* _Problem description_: Make an exact copy of the entries below with the pictures removed.

* _Records provided_:
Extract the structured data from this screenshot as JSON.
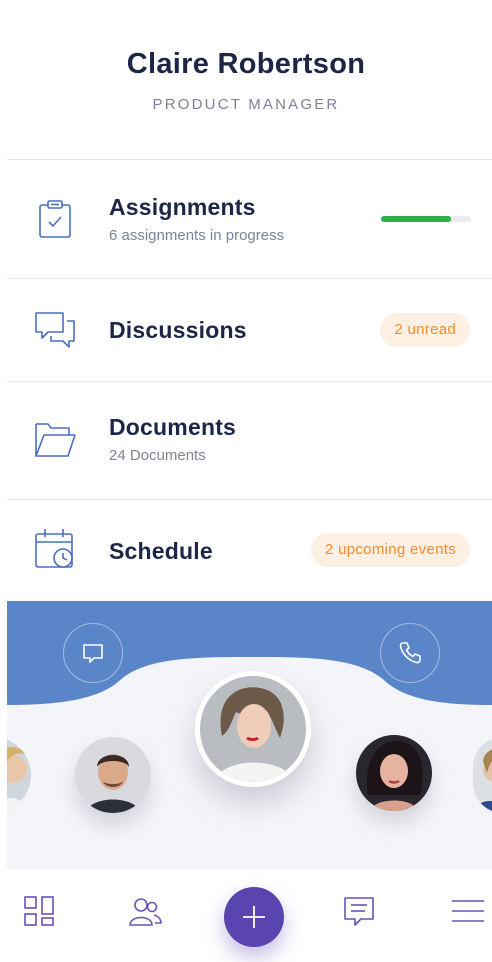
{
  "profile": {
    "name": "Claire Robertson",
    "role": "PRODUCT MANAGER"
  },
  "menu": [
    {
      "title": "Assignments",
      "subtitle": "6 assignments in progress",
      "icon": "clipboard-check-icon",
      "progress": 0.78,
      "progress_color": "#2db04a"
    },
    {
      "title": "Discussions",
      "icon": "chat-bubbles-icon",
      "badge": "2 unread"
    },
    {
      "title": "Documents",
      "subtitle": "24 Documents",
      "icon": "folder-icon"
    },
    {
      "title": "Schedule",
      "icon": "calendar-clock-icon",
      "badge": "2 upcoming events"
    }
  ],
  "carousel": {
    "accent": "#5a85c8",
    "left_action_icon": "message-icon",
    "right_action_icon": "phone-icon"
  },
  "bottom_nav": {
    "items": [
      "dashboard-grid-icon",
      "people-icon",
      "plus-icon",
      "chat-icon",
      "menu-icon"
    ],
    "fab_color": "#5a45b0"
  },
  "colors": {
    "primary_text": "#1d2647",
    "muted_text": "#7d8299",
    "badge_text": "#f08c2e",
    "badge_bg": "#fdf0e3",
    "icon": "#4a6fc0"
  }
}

* _Answer_:
Extract the structured data from this screenshot as JSON.
{
  "profile": {
    "name": "Claire Robertson",
    "role": "PRODUCT MANAGER"
  },
  "menu": [
    {
      "title": "Assignments",
      "subtitle": "6 assignments in progress",
      "icon": "clipboard-check-icon",
      "progress": 0.78,
      "progress_color": "#2db04a"
    },
    {
      "title": "Discussions",
      "icon": "chat-bubbles-icon",
      "badge": "2 unread"
    },
    {
      "title": "Documents",
      "subtitle": "24 Documents",
      "icon": "folder-icon"
    },
    {
      "title": "Schedule",
      "icon": "calendar-clock-icon",
      "badge": "2 upcoming events"
    }
  ],
  "carousel": {
    "accent": "#5a85c8",
    "left_action_icon": "message-icon",
    "right_action_icon": "phone-icon"
  },
  "bottom_nav": {
    "items": [
      "dashboard-grid-icon",
      "people-icon",
      "plus-icon",
      "chat-icon",
      "menu-icon"
    ],
    "fab_color": "#5a45b0"
  },
  "colors": {
    "primary_text": "#1d2647",
    "muted_text": "#7d8299",
    "badge_text": "#f08c2e",
    "badge_bg": "#fdf0e3",
    "icon": "#4a6fc0"
  }
}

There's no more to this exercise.